— Required task —
Repeat every line exactly, keeping the pictures out of the copy.

— Materials provided —
--- begin ---

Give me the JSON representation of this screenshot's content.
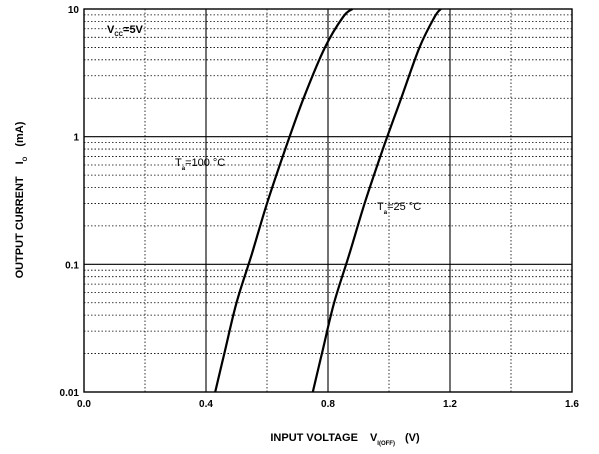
{
  "chart_data": {
    "type": "line",
    "xlabel": {
      "text": "INPUT VOLTAGE",
      "symbol": "V",
      "symbol_sub": "I(OFF)",
      "unit": "(V)"
    },
    "ylabel": {
      "text": "OUTPUT CURRENT",
      "symbol": "I",
      "symbol_sub": "O",
      "unit": "(mA)"
    },
    "xlim": [
      0.0,
      1.6
    ],
    "ylim": [
      0.01,
      10
    ],
    "yscale": "log",
    "x_ticks": [
      "0.0",
      "0.4",
      "0.8",
      "1.2",
      "1.6"
    ],
    "y_ticks": [
      "10",
      "1",
      "0.1",
      "0.01"
    ],
    "grid": true,
    "condition": {
      "symbol": "V",
      "sub": "CC",
      "value": "=5V"
    },
    "series": [
      {
        "label": {
          "symbol": "T",
          "sub": "a",
          "value": "=100 °C"
        },
        "x": [
          0.43,
          0.46,
          0.5,
          0.55,
          0.6,
          0.66,
          0.72,
          0.79,
          0.85,
          0.88
        ],
        "y": [
          0.01,
          0.02,
          0.05,
          0.12,
          0.3,
          0.8,
          2.0,
          5.0,
          8.7,
          10
        ]
      },
      {
        "label": {
          "symbol": "T",
          "sub": "a",
          "value": "=25 °C"
        },
        "x": [
          0.75,
          0.78,
          0.82,
          0.87,
          0.92,
          0.98,
          1.04,
          1.1,
          1.15,
          1.17
        ],
        "y": [
          0.01,
          0.02,
          0.05,
          0.12,
          0.3,
          0.8,
          2.0,
          5.0,
          8.7,
          10
        ]
      }
    ]
  }
}
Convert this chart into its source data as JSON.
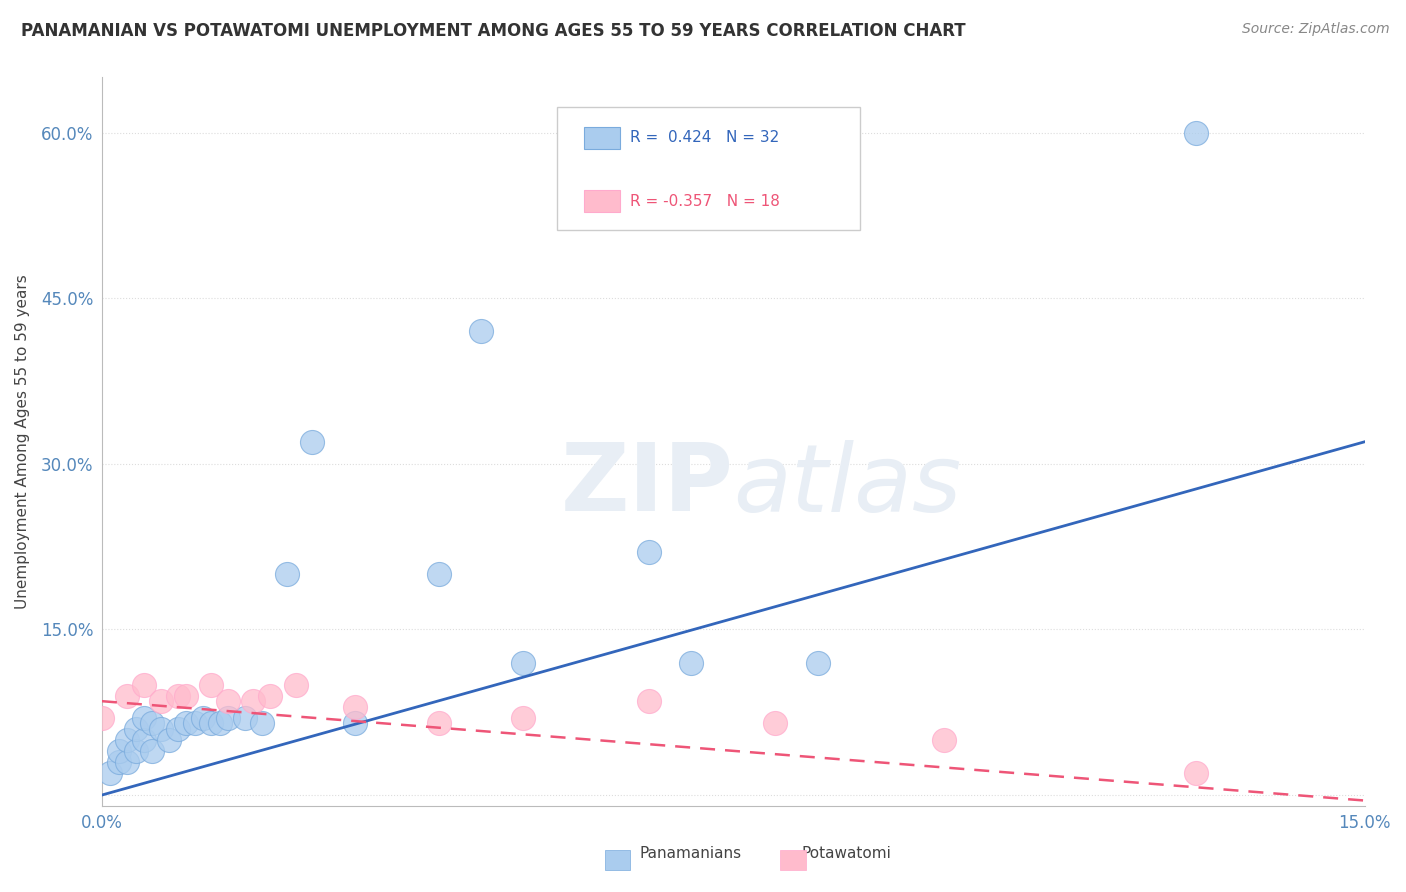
{
  "title": "PANAMANIAN VS POTAWATOMI UNEMPLOYMENT AMONG AGES 55 TO 59 YEARS CORRELATION CHART",
  "source": "Source: ZipAtlas.com",
  "xlabel": "",
  "ylabel": "Unemployment Among Ages 55 to 59 years",
  "xlim": [
    0.0,
    0.15
  ],
  "ylim": [
    -0.01,
    0.65
  ],
  "xticks": [
    0.0,
    0.025,
    0.05,
    0.075,
    0.1,
    0.125,
    0.15
  ],
  "xticklabels": [
    "0.0%",
    "",
    "",
    "",
    "",
    "",
    "15.0%"
  ],
  "yticks": [
    0.0,
    0.15,
    0.3,
    0.45,
    0.6
  ],
  "yticklabels": [
    "",
    "15.0%",
    "30.0%",
    "45.0%",
    "60.0%"
  ],
  "panamanian_x": [
    0.001,
    0.002,
    0.002,
    0.003,
    0.003,
    0.004,
    0.004,
    0.005,
    0.005,
    0.006,
    0.006,
    0.007,
    0.008,
    0.009,
    0.01,
    0.011,
    0.012,
    0.013,
    0.014,
    0.015,
    0.017,
    0.019,
    0.022,
    0.025,
    0.03,
    0.04,
    0.045,
    0.05,
    0.065,
    0.07,
    0.085,
    0.13
  ],
  "panamanian_y": [
    0.02,
    0.03,
    0.04,
    0.03,
    0.05,
    0.04,
    0.06,
    0.05,
    0.07,
    0.04,
    0.065,
    0.06,
    0.05,
    0.06,
    0.065,
    0.065,
    0.07,
    0.065,
    0.065,
    0.07,
    0.07,
    0.065,
    0.2,
    0.32,
    0.065,
    0.2,
    0.42,
    0.12,
    0.22,
    0.12,
    0.12,
    0.6
  ],
  "potawatomi_x": [
    0.0,
    0.003,
    0.005,
    0.007,
    0.009,
    0.01,
    0.013,
    0.015,
    0.018,
    0.02,
    0.023,
    0.03,
    0.04,
    0.05,
    0.065,
    0.08,
    0.1,
    0.13
  ],
  "potawatomi_y": [
    0.07,
    0.09,
    0.1,
    0.085,
    0.09,
    0.09,
    0.1,
    0.085,
    0.085,
    0.09,
    0.1,
    0.08,
    0.065,
    0.07,
    0.085,
    0.065,
    0.05,
    0.02
  ],
  "pan_R": 0.424,
  "pan_N": 32,
  "pot_R": -0.357,
  "pot_N": 18,
  "blue_color": "#AACCEE",
  "blue_edge_color": "#7AABDD",
  "pink_color": "#FFBBCC",
  "pink_edge_color": "#FFAACC",
  "blue_line_color": "#3366BB",
  "pink_line_color": "#EE5577",
  "watermark_color": "#E8EEF5",
  "background_color": "#FFFFFF",
  "legend_box_color": "#FFFFFF",
  "legend_border_color": "#CCCCCC",
  "tick_color": "#5588BB",
  "grid_color": "#DDDDDD",
  "title_color": "#333333",
  "source_color": "#888888",
  "ylabel_color": "#444444"
}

--- end ---

— Response below —
Give me the JSON representation of this screenshot's content.
{
  "chart_data": {
    "type": "line",
    "xlabel": {
      "text": "INPUT VOLTAGE",
      "symbol": "V",
      "symbol_sub": "I(OFF)",
      "unit": "(V)"
    },
    "ylabel": {
      "text": "OUTPUT CURRENT",
      "symbol": "I",
      "symbol_sub": "O",
      "unit": "(mA)"
    },
    "xlim": [
      0.0,
      1.6
    ],
    "ylim": [
      0.01,
      10
    ],
    "yscale": "log",
    "x_ticks": [
      "0.0",
      "0.4",
      "0.8",
      "1.2",
      "1.6"
    ],
    "y_ticks": [
      "10",
      "1",
      "0.1",
      "0.01"
    ],
    "grid": true,
    "condition": {
      "symbol": "V",
      "sub": "CC",
      "value": "=5V"
    },
    "series": [
      {
        "label": {
          "symbol": "T",
          "sub": "a",
          "value": "=100 °C"
        },
        "x": [
          0.43,
          0.46,
          0.5,
          0.55,
          0.6,
          0.66,
          0.72,
          0.79,
          0.85,
          0.88
        ],
        "y": [
          0.01,
          0.02,
          0.05,
          0.12,
          0.3,
          0.8,
          2.0,
          5.0,
          8.7,
          10
        ]
      },
      {
        "label": {
          "symbol": "T",
          "sub": "a",
          "value": "=25 °C"
        },
        "x": [
          0.75,
          0.78,
          0.82,
          0.87,
          0.92,
          0.98,
          1.04,
          1.1,
          1.15,
          1.17
        ],
        "y": [
          0.01,
          0.02,
          0.05,
          0.12,
          0.3,
          0.8,
          2.0,
          5.0,
          8.7,
          10
        ]
      }
    ]
  }
}
Convert this chart into its source data as JSON.
{
  "title": "PANAMANIAN VS POTAWATOMI UNEMPLOYMENT AMONG AGES 55 TO 59 YEARS CORRELATION CHART",
  "source": "Source: ZipAtlas.com",
  "xlabel": "",
  "ylabel": "Unemployment Among Ages 55 to 59 years",
  "xlim": [
    0.0,
    0.15
  ],
  "ylim": [
    -0.01,
    0.65
  ],
  "xticks": [
    0.0,
    0.025,
    0.05,
    0.075,
    0.1,
    0.125,
    0.15
  ],
  "xticklabels": [
    "0.0%",
    "",
    "",
    "",
    "",
    "",
    "15.0%"
  ],
  "yticks": [
    0.0,
    0.15,
    0.3,
    0.45,
    0.6
  ],
  "yticklabels": [
    "",
    "15.0%",
    "30.0%",
    "45.0%",
    "60.0%"
  ],
  "panamanian_x": [
    0.001,
    0.002,
    0.002,
    0.003,
    0.003,
    0.004,
    0.004,
    0.005,
    0.005,
    0.006,
    0.006,
    0.007,
    0.008,
    0.009,
    0.01,
    0.011,
    0.012,
    0.013,
    0.014,
    0.015,
    0.017,
    0.019,
    0.022,
    0.025,
    0.03,
    0.04,
    0.045,
    0.05,
    0.065,
    0.07,
    0.085,
    0.13
  ],
  "panamanian_y": [
    0.02,
    0.03,
    0.04,
    0.03,
    0.05,
    0.04,
    0.06,
    0.05,
    0.07,
    0.04,
    0.065,
    0.06,
    0.05,
    0.06,
    0.065,
    0.065,
    0.07,
    0.065,
    0.065,
    0.07,
    0.07,
    0.065,
    0.2,
    0.32,
    0.065,
    0.2,
    0.42,
    0.12,
    0.22,
    0.12,
    0.12,
    0.6
  ],
  "potawatomi_x": [
    0.0,
    0.003,
    0.005,
    0.007,
    0.009,
    0.01,
    0.013,
    0.015,
    0.018,
    0.02,
    0.023,
    0.03,
    0.04,
    0.05,
    0.065,
    0.08,
    0.1,
    0.13
  ],
  "potawatomi_y": [
    0.07,
    0.09,
    0.1,
    0.085,
    0.09,
    0.09,
    0.1,
    0.085,
    0.085,
    0.09,
    0.1,
    0.08,
    0.065,
    0.07,
    0.085,
    0.065,
    0.05,
    0.02
  ],
  "pan_R": 0.424,
  "pan_N": 32,
  "pot_R": -0.357,
  "pot_N": 18,
  "blue_color": "#AACCEE",
  "blue_edge_color": "#7AABDD",
  "pink_color": "#FFBBCC",
  "pink_edge_color": "#FFAACC",
  "blue_line_color": "#3366BB",
  "pink_line_color": "#EE5577",
  "watermark_color": "#E8EEF5",
  "background_color": "#FFFFFF",
  "legend_box_color": "#FFFFFF",
  "legend_border_color": "#CCCCCC",
  "tick_color": "#5588BB",
  "grid_color": "#DDDDDD",
  "title_color": "#333333",
  "source_color": "#888888",
  "ylabel_color": "#444444"
}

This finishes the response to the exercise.